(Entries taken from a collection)
== == ==

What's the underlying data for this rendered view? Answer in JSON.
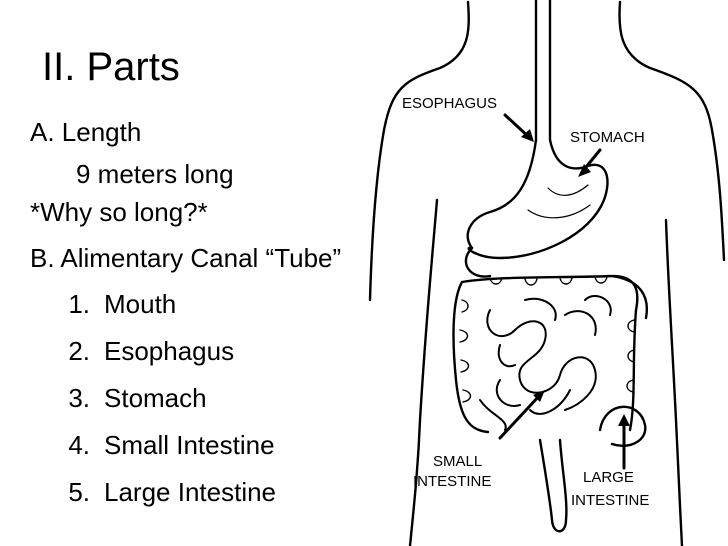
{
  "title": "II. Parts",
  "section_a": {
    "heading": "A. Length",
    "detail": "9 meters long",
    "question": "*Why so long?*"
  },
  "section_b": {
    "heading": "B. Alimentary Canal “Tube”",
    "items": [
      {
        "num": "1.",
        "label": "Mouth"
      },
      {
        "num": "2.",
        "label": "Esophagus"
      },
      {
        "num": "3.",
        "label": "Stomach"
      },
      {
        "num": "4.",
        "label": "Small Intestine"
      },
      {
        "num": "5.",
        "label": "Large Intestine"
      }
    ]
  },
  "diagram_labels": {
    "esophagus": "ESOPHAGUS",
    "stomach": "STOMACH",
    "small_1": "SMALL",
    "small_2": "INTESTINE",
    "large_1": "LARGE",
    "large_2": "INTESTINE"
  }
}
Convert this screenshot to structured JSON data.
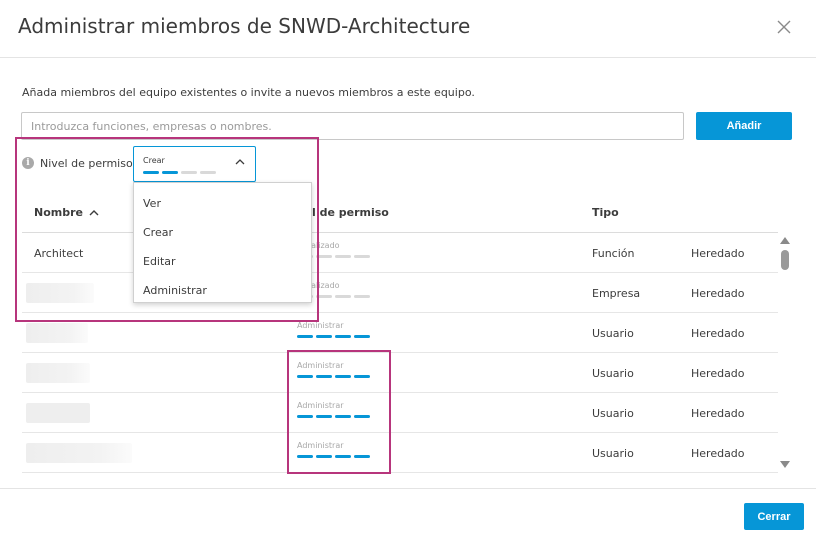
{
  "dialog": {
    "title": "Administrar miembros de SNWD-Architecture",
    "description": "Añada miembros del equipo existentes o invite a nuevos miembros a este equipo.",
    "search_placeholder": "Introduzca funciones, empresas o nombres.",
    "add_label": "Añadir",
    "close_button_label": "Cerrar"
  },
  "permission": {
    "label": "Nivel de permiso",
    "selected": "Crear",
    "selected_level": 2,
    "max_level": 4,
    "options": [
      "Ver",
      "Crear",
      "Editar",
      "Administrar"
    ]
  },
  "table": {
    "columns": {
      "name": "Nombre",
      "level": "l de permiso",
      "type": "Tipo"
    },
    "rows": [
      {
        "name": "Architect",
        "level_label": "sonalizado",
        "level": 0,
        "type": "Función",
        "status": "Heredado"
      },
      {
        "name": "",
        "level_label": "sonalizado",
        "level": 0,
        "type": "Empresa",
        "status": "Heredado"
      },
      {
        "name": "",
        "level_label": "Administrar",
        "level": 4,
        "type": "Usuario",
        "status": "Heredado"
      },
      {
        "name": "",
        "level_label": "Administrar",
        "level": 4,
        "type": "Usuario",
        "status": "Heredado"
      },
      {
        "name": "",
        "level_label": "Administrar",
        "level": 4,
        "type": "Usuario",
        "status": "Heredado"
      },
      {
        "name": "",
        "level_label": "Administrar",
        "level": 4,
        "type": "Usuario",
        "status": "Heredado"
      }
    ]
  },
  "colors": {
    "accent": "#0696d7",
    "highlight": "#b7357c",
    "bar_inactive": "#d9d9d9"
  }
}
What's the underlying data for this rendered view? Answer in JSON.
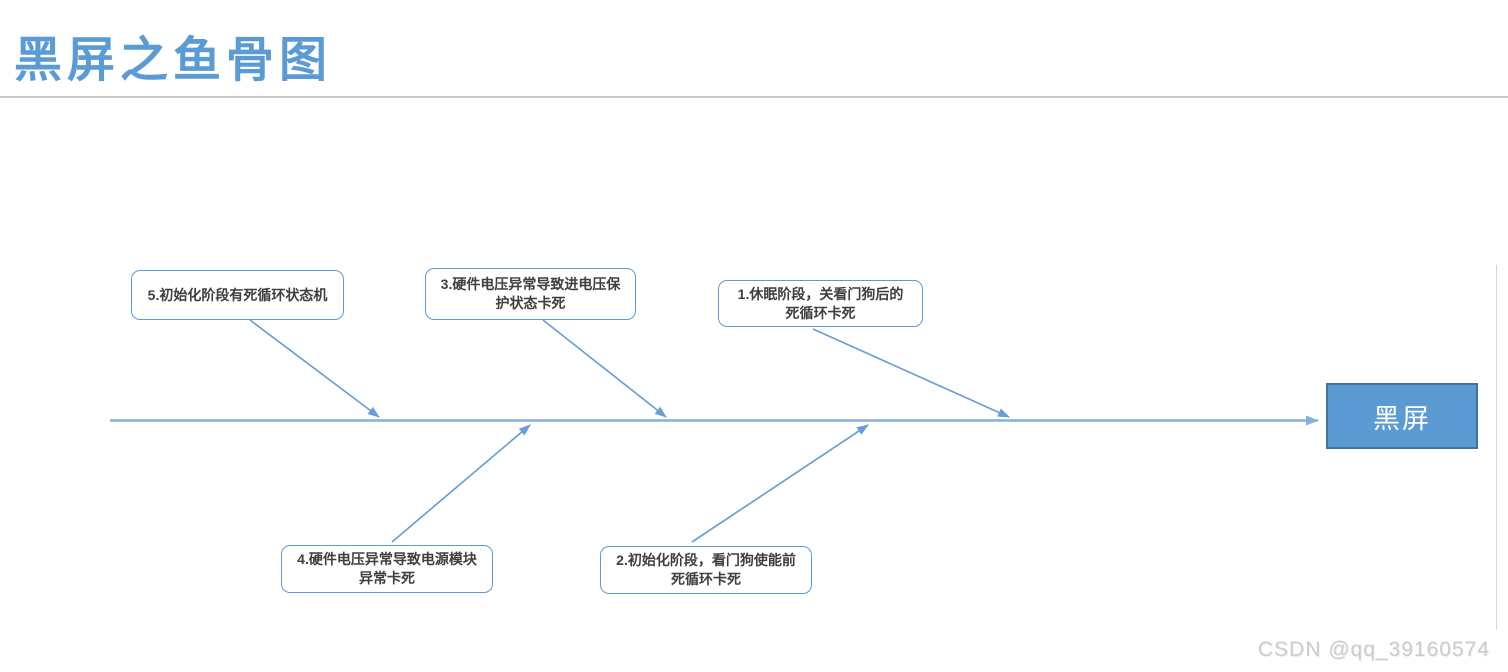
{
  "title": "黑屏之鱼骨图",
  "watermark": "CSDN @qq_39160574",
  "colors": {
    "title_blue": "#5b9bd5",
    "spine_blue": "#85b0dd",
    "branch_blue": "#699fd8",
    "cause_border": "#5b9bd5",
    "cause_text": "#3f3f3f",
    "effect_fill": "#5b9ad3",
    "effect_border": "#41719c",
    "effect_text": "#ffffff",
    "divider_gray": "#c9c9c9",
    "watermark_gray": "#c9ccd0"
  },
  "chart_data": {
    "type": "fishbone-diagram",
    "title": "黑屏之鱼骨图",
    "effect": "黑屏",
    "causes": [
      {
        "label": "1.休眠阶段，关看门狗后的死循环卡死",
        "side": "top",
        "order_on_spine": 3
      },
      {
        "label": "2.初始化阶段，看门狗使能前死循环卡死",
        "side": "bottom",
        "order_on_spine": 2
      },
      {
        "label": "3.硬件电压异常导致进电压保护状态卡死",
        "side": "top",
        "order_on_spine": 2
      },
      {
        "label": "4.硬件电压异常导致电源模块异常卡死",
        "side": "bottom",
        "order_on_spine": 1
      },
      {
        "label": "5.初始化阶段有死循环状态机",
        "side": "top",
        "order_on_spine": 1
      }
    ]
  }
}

== == ==

What you need to do: Repeat the listing above exactly, with no pictures.

Task answer:
What's the underlying data for this rendered view? Answer in JSON.
{
  "title": "II. Parts",
  "section_a": {
    "heading": "A. Length",
    "detail": "9 meters long",
    "question": "*Why so long?*"
  },
  "section_b": {
    "heading": "B. Alimentary Canal “Tube”",
    "items": [
      {
        "num": "1.",
        "label": "Mouth"
      },
      {
        "num": "2.",
        "label": "Esophagus"
      },
      {
        "num": "3.",
        "label": "Stomach"
      },
      {
        "num": "4.",
        "label": "Small Intestine"
      },
      {
        "num": "5.",
        "label": "Large Intestine"
      }
    ]
  },
  "diagram_labels": {
    "esophagus": "ESOPHAGUS",
    "stomach": "STOMACH",
    "small_1": "SMALL",
    "small_2": "INTESTINE",
    "large_1": "LARGE",
    "large_2": "INTESTINE"
  }
}
Convert this screenshot to structured JSON data.
{
  "dialog": {
    "title": "Administrar miembros de SNWD-Architecture",
    "description": "Añada miembros del equipo existentes o invite a nuevos miembros a este equipo.",
    "search_placeholder": "Introduzca funciones, empresas o nombres.",
    "add_label": "Añadir",
    "close_button_label": "Cerrar"
  },
  "permission": {
    "label": "Nivel de permiso",
    "selected": "Crear",
    "selected_level": 2,
    "max_level": 4,
    "options": [
      "Ver",
      "Crear",
      "Editar",
      "Administrar"
    ]
  },
  "table": {
    "columns": {
      "name": "Nombre",
      "level": "l de permiso",
      "type": "Tipo"
    },
    "rows": [
      {
        "name": "Architect",
        "level_label": "sonalizado",
        "level": 0,
        "type": "Función",
        "status": "Heredado"
      },
      {
        "name": "",
        "level_label": "sonalizado",
        "level": 0,
        "type": "Empresa",
        "status": "Heredado"
      },
      {
        "name": "",
        "level_label": "Administrar",
        "level": 4,
        "type": "Usuario",
        "status": "Heredado"
      },
      {
        "name": "",
        "level_label": "Administrar",
        "level": 4,
        "type": "Usuario",
        "status": "Heredado"
      },
      {
        "name": "",
        "level_label": "Administrar",
        "level": 4,
        "type": "Usuario",
        "status": "Heredado"
      },
      {
        "name": "",
        "level_label": "Administrar",
        "level": 4,
        "type": "Usuario",
        "status": "Heredado"
      }
    ]
  },
  "colors": {
    "accent": "#0696d7",
    "highlight": "#b7357c",
    "bar_inactive": "#d9d9d9"
  }
}
What's the underlying data for this rendered view? Answer in JSON.
{
  "title": "黑屏之鱼骨图",
  "watermark": "CSDN @qq_39160574",
  "colors": {
    "title_blue": "#5b9bd5",
    "spine_blue": "#85b0dd",
    "branch_blue": "#699fd8",
    "cause_border": "#5b9bd5",
    "cause_text": "#3f3f3f",
    "effect_fill": "#5b9ad3",
    "effect_border": "#41719c",
    "effect_text": "#ffffff",
    "divider_gray": "#c9c9c9",
    "watermark_gray": "#c9ccd0"
  },
  "chart_data": {
    "type": "fishbone-diagram",
    "title": "黑屏之鱼骨图",
    "effect": "黑屏",
    "causes": [
      {
        "label": "1.休眠阶段，关看门狗后的死循环卡死",
        "side": "top",
        "order_on_spine": 3
      },
      {
        "label": "2.初始化阶段，看门狗使能前死循环卡死",
        "side": "bottom",
        "order_on_spine": 2
      },
      {
        "label": "3.硬件电压异常导致进电压保护状态卡死",
        "side": "top",
        "order_on_spine": 2
      },
      {
        "label": "4.硬件电压异常导致电源模块异常卡死",
        "side": "bottom",
        "order_on_spine": 1
      },
      {
        "label": "5.初始化阶段有死循环状态机",
        "side": "top",
        "order_on_spine": 1
      }
    ]
  }
}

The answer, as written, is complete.